# START OF Data
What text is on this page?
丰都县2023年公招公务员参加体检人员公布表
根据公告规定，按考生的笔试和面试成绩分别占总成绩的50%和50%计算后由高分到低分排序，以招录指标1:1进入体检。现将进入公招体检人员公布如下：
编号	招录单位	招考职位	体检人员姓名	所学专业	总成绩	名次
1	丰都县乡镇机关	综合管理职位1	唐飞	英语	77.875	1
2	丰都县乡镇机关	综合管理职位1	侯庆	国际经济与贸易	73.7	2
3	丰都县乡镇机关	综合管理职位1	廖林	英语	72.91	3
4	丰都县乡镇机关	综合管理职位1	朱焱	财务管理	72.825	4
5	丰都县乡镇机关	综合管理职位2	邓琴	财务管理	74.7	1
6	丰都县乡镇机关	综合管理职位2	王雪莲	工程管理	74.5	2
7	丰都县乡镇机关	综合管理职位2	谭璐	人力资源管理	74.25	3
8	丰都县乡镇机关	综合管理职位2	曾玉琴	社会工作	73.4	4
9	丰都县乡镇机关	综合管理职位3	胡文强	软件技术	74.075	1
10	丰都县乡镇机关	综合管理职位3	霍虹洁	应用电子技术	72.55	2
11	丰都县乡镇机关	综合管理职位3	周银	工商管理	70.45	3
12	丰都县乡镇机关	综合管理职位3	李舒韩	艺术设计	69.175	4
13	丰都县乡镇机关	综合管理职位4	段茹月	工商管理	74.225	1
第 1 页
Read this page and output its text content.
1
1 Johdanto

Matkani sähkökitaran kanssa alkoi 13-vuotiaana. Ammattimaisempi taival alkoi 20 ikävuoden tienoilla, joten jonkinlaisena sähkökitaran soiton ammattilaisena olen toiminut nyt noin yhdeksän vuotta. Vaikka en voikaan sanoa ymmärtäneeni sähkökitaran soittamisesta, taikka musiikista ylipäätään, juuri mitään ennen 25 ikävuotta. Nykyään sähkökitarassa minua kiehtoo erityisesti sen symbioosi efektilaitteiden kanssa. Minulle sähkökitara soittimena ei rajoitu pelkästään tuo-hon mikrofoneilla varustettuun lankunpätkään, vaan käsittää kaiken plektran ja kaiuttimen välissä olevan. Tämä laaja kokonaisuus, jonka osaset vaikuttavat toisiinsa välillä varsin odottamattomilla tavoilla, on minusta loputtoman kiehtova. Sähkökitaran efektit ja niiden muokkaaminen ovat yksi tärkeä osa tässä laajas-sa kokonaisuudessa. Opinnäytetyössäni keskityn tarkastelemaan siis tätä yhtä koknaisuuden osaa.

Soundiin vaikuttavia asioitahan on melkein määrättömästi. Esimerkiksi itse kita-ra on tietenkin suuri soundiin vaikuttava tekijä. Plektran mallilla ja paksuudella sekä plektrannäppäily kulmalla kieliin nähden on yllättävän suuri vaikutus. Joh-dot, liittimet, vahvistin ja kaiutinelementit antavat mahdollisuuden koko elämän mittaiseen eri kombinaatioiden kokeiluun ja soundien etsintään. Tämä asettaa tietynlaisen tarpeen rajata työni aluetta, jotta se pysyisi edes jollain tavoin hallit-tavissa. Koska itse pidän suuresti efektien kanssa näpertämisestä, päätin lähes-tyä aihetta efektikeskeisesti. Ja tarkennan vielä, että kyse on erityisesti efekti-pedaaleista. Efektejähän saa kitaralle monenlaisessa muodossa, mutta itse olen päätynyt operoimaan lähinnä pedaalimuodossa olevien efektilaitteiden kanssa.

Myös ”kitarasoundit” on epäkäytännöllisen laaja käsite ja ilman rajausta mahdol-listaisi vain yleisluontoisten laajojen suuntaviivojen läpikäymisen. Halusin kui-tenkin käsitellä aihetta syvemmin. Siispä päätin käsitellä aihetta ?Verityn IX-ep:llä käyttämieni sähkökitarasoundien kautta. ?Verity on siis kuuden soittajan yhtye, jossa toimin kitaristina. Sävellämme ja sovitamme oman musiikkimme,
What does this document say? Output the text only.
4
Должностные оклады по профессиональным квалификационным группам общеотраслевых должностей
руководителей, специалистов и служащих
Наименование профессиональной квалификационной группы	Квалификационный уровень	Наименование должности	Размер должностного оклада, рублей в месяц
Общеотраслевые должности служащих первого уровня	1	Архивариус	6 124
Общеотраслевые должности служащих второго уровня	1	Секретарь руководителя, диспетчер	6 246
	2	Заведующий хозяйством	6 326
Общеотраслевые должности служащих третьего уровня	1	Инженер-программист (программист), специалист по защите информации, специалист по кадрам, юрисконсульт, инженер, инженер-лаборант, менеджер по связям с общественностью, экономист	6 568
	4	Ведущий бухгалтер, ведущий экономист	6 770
# END OF Data
→ **Written exercise**
Your task is to reproduce all of the records exactly.

→ **Answer to the exercise**
What text is on this page?
丰都县2023年公招公务员参加体检人员公布表
根据公告规定，按考生的笔试和面试成绩分别占总成绩的50%和50%计算后由高分到低分排序，以招录指标1:1进入体检。现将进入公招体检人员公布如下：
编号	招录单位	招考职位	体检人员姓名	所学专业	总成绩	名次
1	丰都县乡镇机关	综合管理职位1	唐飞	英语	77.875	1
2	丰都县乡镇机关	综合管理职位1	侯庆	国际经济与贸易	73.7	2
3	丰都县乡镇机关	综合管理职位1	廖林	英语	72.91	3
4	丰都县乡镇机关	综合管理职位1	朱焱	财务管理	72.825	4
5	丰都县乡镇机关	综合管理职位2	邓琴	财务管理	74.7	1
6	丰都县乡镇机关	综合管理职位2	王雪莲	工程管理	74.5	2
7	丰都县乡镇机关	综合管理职位2	谭璐	人力资源管理	74.25	3
8	丰都县乡镇机关	综合管理职位2	曾玉琴	社会工作	73.4	4
9	丰都县乡镇机关	综合管理职位3	胡文强	软件技术	74.075	1
10	丰都县乡镇机关	综合管理职位3	霍虹洁	应用电子技术	72.55	2
11	丰都县乡镇机关	综合管理职位3	周银	工商管理	70.45	3
12	丰都县乡镇机关	综合管理职位3	李舒韩	艺术设计	69.175	4
13	丰都县乡镇机关	综合管理职位4	段茹月	工商管理	74.225	1
第 1 页
Read this page and output its text content.
1
1 Johdanto

Matkani sähkökitaran kanssa alkoi 13-vuotiaana. Ammattimaisempi taival alkoi 20 ikävuoden tienoilla, joten jonkinlaisena sähkökitaran soiton ammattilaisena olen toiminut nyt noin yhdeksän vuotta. Vaikka en voikaan sanoa ymmärtäneeni sähkökitaran soittamisesta, taikka musiikista ylipäätään, juuri mitään ennen 25 ikävuotta. Nykyään sähkökitarassa minua kiehtoo erityisesti sen symbioosi efektilaitteiden kanssa. Minulle sähkökitara soittimena ei rajoitu pelkästään tuo-hon mikrofoneilla varustettuun lankunpätkään, vaan käsittää kaiken plektran ja kaiuttimen välissä olevan. Tämä laaja kokonaisuus, jonka osaset vaikuttavat toisiinsa välillä varsin odottamattomilla tavoilla, on minusta loputtoman kiehtova. Sähkökitaran efektit ja niiden muokkaaminen ovat yksi tärkeä osa tässä laajas-sa kokonaisuudessa. Opinnäytetyössäni keskityn tarkastelemaan siis tätä yhtä koknaisuuden osaa.

Soundiin vaikuttavia asioitahan on melkein määrättömästi. Esimerkiksi itse kita-ra on tietenkin suuri soundiin vaikuttava tekijä. Plektran mallilla ja paksuudella sekä plektrannäppäily kulmalla kieliin nähden on yllättävän suuri vaikutus. Joh-dot, liittimet, vahvistin ja kaiutinelementit antavat mahdollisuuden koko elämän mittaiseen eri kombinaatioiden kokeiluun ja soundien etsintään. Tämä asettaa tietynlaisen tarpeen rajata työni aluetta, jotta se pysyisi edes jollain tavoin hallit-tavissa. Koska itse pidän suuresti efektien kanssa näpertämisestä, päätin lähes-tyä aihetta efektikeskeisesti. Ja tarkennan vielä, että kyse on erityisesti efekti-pedaaleista. Efektejähän saa kitaralle monenlaisessa muodossa, mutta itse olen päätynyt operoimaan lähinnä pedaalimuodossa olevien efektilaitteiden kanssa.

Myös ”kitarasoundit” on epäkäytännöllisen laaja käsite ja ilman rajausta mahdol-listaisi vain yleisluontoisten laajojen suuntaviivojen läpikäymisen. Halusin kui-tenkin käsitellä aihetta syvemmin. Siispä päätin käsitellä aihetta ?Verityn IX-ep:llä käyttämieni sähkökitarasoundien kautta. ?Verity on siis kuuden soittajan yhtye, jossa toimin kitaristina. Sävellämme ja sovitamme oman musiikkimme,
What does this document say? Output the text only.
4
Должностные оклады по профессиональным квалификационным группам общеотраслевых должностей
руководителей, специалистов и служащих
Наименование профессиональной квалификационной группы	Квалификационный уровень	Наименование должности	Размер должностного оклада, рублей в месяц
Общеотраслевые должности служащих первого уровня	1	Архивариус	6 124
Общеотраслевые должности служащих второго уровня	1	Секретарь руководителя, диспетчер	6 246
	2	Заведующий хозяйством	6 326
Общеотраслевые должности служащих третьего уровня	1	Инженер-программист (программист), специалист по защите информации, специалист по кадрам, юрисконсульт, инженер, инженер-лаборант, менеджер по связям с общественностью, экономист	6 568
	4	Ведущий бухгалтер, ведущий экономист	6 770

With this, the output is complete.